__Task requirements__
Read the listing and extract each line that includes the word "icon".

__Collection entries__
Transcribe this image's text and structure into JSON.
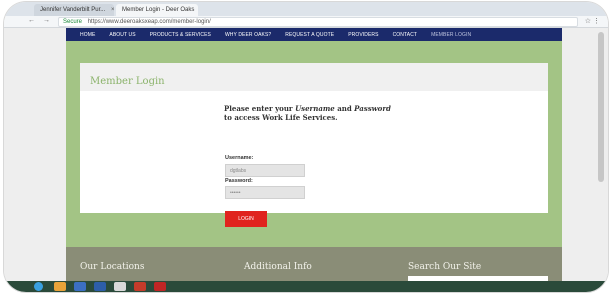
{
  "browser": {
    "tabs": [
      {
        "label": "Jennifer Vanderbilt Pur..."
      },
      {
        "label": "Member Login - Deer Oaks"
      }
    ],
    "tab_close": "×",
    "nav_glyphs": "← → C",
    "secure_label": "Secure",
    "url": "https://www.deeroaksxeap.com/member-login/",
    "addr_right": "☆ ⋮"
  },
  "nav": {
    "items": [
      "HOME",
      "ABOUT US",
      "PRODUCTS & SERVICES",
      "WHY DEER OAKS?",
      "REQUEST A QUOTE",
      "PROVIDERS",
      "CONTACT",
      "MEMBER LOGIN"
    ]
  },
  "login": {
    "title": "Member Login",
    "intro_line1": "Please enter your",
    "intro_user_word": "Username",
    "intro_and": "and",
    "intro_pass_word": "Password",
    "intro_line2": "to access Work Life Services.",
    "username_label": "Username:",
    "username_value": "dgtlabs",
    "password_label": "Password:",
    "password_value": "••••••",
    "button": "LOGIN"
  },
  "footer": {
    "col1": "Our Locations",
    "col2": "Additional Info",
    "col3": "Search Our Site"
  },
  "colors": {
    "nav": "#1b2a6b",
    "green": "#a3c485",
    "title_green": "#8bb36b",
    "button_red": "#e0231e",
    "footer": "#8a8d77"
  }
}
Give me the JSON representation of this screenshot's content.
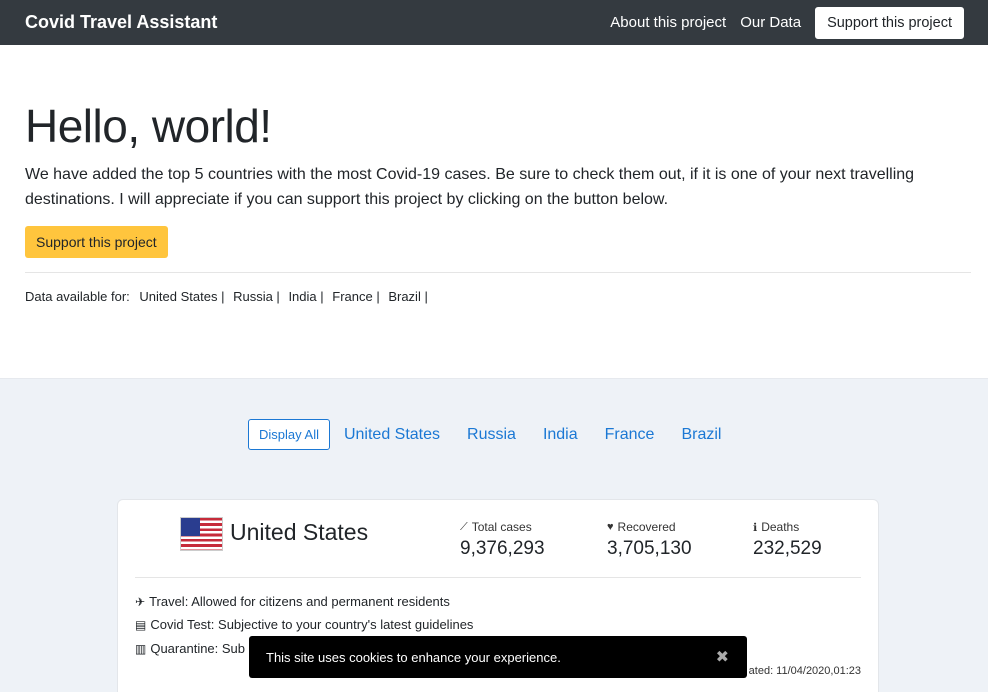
{
  "navbar": {
    "brand": "Covid Travel Assistant",
    "links": [
      "About this project",
      "Our Data"
    ],
    "support_button": "Support this project"
  },
  "hero": {
    "title": "Hello, world!",
    "lead": "We have added the top 5 countries with the most Covid-19 cases. Be sure to check them out, if it is one of your next travelling destinations. I will appreciate if you can support this project by clicking on the button below.",
    "support_button": "Support this project",
    "available_label": "Data available for:",
    "available_countries": [
      "United States |",
      "Russia |",
      "India |",
      "France |",
      "Brazil |"
    ]
  },
  "filters": {
    "active": "Display All",
    "countries": [
      "United States",
      "Russia",
      "India",
      "France",
      "Brazil"
    ]
  },
  "card": {
    "country": "United States",
    "flag_icon": "us-flag-icon",
    "stats": [
      {
        "icon": "chart-line-icon",
        "glyph": "⟋",
        "label": "Total cases",
        "value": "9,376,293"
      },
      {
        "icon": "heart-icon",
        "glyph": "♥",
        "label": "Recovered",
        "value": "3,705,130"
      },
      {
        "icon": "info-circle-icon",
        "glyph": "ℹ",
        "label": "Deaths",
        "value": "232,529"
      }
    ],
    "travel": "Travel: Allowed for citizens and permanent residents",
    "covid_test": "Covid Test: Subjective to your country's latest guidelines",
    "quarantine": "Quarantine: Sub",
    "updated": "ated: 11/04/2020,01:23"
  },
  "cookie": {
    "message": "This site uses cookies to enhance your experience.",
    "close": "✖"
  },
  "colors": {
    "navbar_bg": "#343a40",
    "accent_blue": "#1b78d4",
    "warning": "#ffc53d",
    "section_bg": "#eef2f7"
  }
}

__Solved problem__
    "flag_icon": "us-flag-icon",
        "icon": "chart-line-icon",
        "icon": "heart-icon",
        "icon": "info-circle-icon",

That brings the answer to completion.